[Collection entries]
+ + + + + + +
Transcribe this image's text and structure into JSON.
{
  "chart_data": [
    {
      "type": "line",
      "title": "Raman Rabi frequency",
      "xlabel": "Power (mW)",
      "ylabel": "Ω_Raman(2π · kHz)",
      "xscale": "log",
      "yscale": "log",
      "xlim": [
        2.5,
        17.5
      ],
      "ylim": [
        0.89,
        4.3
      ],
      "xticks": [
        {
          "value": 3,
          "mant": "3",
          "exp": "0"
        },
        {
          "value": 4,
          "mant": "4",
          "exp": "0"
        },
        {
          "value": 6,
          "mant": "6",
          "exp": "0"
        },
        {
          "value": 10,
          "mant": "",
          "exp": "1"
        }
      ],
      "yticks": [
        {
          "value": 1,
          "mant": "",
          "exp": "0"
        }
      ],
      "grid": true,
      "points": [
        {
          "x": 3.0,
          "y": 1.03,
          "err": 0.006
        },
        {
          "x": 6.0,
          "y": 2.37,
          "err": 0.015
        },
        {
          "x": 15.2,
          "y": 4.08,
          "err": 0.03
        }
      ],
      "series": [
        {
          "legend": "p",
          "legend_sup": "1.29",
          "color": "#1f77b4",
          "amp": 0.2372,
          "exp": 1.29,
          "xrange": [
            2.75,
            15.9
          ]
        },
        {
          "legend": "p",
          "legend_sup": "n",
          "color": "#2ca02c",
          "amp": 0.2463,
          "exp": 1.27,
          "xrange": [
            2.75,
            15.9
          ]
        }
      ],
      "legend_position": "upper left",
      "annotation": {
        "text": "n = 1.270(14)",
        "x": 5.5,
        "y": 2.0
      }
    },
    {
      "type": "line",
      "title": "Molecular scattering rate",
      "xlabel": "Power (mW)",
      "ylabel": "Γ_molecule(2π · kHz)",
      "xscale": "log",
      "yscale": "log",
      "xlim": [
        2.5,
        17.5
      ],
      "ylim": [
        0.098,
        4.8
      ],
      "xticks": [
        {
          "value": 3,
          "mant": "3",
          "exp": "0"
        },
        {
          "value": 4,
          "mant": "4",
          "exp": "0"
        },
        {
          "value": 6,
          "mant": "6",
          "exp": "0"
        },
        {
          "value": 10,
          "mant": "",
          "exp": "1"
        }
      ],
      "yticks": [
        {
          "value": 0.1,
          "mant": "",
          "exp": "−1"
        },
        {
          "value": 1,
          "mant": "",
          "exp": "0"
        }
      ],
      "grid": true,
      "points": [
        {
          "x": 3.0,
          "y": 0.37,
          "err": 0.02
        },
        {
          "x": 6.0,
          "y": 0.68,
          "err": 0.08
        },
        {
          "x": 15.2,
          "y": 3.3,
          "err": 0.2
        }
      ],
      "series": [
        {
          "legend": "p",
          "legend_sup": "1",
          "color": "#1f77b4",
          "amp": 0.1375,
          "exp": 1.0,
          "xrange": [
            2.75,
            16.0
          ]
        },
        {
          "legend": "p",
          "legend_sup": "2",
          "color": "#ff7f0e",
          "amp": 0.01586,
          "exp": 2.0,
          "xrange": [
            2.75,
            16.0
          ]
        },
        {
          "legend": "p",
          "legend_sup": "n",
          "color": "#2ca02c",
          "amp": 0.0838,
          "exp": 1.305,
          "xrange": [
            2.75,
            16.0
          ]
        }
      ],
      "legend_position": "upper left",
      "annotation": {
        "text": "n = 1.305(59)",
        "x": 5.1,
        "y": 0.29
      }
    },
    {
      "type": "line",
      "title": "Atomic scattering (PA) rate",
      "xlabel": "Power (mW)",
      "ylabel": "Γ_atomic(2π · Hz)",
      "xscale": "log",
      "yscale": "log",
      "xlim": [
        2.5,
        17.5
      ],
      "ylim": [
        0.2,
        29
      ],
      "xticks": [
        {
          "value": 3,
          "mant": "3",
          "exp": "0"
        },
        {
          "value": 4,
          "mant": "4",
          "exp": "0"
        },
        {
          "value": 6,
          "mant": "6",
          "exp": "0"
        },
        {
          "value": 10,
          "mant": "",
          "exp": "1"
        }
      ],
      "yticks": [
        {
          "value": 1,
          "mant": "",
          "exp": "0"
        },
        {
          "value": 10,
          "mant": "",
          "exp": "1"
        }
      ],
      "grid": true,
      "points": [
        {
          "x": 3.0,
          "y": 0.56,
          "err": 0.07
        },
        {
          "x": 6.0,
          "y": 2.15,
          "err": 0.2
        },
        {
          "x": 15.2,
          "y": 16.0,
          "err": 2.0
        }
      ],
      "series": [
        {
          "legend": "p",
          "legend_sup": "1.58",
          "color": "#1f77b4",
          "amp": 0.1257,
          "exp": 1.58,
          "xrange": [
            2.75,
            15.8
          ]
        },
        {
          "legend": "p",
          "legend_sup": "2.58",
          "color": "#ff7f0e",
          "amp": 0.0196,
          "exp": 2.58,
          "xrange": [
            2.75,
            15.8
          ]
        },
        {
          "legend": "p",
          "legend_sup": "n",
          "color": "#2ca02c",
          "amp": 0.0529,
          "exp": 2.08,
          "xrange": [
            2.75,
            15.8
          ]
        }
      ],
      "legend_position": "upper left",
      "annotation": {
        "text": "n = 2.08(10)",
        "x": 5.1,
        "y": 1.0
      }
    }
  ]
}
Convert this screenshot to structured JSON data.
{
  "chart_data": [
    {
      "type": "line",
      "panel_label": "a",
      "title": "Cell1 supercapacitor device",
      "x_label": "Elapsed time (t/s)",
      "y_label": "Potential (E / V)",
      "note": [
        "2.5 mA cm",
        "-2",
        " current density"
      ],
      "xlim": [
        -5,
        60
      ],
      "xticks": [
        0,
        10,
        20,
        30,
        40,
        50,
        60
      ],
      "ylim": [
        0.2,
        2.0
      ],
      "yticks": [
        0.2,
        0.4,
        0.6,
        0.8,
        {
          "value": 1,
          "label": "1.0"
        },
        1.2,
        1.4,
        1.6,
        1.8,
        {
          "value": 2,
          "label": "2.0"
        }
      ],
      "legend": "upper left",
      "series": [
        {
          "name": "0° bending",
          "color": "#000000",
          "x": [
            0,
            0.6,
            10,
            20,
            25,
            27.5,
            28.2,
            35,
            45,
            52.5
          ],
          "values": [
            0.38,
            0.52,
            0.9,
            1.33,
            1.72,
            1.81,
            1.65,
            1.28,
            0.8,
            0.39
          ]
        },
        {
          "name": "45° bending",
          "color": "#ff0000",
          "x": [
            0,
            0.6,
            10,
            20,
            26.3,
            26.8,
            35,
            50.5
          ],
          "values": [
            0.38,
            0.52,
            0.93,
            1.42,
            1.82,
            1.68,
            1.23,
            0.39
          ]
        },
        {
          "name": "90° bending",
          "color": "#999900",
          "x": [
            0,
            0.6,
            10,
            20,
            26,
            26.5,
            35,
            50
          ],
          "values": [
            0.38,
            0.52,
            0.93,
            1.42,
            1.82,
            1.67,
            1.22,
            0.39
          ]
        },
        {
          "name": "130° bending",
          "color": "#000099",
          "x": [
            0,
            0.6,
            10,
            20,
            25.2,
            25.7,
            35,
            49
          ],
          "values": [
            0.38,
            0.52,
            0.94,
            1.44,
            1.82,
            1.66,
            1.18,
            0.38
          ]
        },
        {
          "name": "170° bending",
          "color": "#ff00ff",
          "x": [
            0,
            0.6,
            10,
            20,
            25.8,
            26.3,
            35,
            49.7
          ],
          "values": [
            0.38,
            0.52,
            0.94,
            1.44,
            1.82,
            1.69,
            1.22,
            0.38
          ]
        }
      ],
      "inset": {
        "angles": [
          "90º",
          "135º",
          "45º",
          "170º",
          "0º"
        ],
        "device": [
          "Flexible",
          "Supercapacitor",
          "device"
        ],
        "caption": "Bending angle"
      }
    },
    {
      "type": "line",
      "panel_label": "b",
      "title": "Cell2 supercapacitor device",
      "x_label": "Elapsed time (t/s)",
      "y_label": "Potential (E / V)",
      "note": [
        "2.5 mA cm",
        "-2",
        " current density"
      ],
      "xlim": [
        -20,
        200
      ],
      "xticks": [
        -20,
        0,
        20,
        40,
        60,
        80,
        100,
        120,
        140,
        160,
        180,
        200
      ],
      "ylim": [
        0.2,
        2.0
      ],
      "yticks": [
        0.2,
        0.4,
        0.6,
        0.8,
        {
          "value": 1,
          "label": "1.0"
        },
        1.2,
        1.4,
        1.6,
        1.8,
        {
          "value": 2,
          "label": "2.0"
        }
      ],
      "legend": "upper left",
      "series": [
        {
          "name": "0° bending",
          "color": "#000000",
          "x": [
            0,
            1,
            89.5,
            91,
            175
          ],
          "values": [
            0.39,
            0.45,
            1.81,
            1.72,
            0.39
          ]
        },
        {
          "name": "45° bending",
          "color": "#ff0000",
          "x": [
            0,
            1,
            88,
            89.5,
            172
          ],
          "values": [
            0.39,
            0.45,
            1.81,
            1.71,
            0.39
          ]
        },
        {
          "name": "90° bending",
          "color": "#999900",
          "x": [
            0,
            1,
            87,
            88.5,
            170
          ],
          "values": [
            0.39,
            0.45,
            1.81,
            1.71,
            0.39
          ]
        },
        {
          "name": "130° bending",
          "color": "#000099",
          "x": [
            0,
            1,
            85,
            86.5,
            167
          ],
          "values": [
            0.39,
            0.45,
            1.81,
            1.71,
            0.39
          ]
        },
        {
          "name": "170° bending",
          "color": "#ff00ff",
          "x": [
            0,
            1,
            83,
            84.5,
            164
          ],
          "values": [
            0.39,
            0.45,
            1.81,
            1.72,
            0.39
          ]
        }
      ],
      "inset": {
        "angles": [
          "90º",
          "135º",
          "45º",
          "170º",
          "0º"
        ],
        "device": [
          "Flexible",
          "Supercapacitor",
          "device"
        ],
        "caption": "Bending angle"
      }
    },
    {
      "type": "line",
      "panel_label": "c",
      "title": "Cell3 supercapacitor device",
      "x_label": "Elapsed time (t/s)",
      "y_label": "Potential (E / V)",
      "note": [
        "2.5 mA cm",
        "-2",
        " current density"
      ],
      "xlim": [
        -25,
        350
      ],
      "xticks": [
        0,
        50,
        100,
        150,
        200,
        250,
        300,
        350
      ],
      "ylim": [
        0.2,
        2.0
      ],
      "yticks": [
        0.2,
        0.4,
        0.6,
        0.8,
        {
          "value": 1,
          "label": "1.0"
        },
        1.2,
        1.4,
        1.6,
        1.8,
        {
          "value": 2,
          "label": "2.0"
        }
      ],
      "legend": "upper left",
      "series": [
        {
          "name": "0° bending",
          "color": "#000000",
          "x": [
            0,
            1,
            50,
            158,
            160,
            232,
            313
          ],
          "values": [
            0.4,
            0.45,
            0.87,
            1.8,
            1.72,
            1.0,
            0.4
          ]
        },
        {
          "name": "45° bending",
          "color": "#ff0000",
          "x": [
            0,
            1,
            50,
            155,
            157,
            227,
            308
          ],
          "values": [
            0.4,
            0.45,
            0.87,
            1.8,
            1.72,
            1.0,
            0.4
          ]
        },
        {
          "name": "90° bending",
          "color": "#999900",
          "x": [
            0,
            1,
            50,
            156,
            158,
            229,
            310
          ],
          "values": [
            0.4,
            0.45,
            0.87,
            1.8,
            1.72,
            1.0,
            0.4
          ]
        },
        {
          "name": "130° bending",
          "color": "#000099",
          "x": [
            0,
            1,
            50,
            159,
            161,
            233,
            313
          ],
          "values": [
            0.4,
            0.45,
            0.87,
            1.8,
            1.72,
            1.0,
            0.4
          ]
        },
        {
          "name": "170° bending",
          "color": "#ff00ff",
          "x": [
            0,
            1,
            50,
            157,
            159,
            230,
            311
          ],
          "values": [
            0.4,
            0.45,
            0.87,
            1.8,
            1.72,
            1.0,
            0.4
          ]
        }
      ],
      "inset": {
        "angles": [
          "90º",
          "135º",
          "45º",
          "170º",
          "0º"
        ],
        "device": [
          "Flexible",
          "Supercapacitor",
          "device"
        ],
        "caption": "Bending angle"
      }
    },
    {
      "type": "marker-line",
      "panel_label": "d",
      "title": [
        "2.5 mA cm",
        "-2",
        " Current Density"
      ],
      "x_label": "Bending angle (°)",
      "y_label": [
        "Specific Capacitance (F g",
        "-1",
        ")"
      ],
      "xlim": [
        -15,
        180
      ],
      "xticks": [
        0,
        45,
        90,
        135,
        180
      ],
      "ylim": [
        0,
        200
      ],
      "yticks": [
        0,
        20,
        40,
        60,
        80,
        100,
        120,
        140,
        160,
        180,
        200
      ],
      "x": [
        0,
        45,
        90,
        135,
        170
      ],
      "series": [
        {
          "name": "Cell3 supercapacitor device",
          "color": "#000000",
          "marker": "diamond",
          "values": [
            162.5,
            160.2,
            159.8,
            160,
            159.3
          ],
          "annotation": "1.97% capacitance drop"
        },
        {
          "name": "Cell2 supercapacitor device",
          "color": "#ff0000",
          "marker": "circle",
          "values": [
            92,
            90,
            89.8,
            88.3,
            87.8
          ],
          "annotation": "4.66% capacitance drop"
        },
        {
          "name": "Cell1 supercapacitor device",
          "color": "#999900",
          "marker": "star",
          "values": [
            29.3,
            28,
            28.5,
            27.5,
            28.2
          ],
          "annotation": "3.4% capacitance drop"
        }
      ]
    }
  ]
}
+ + + + + + +
Only the number is wanted: count the lines of the records that hold the word "drop".

3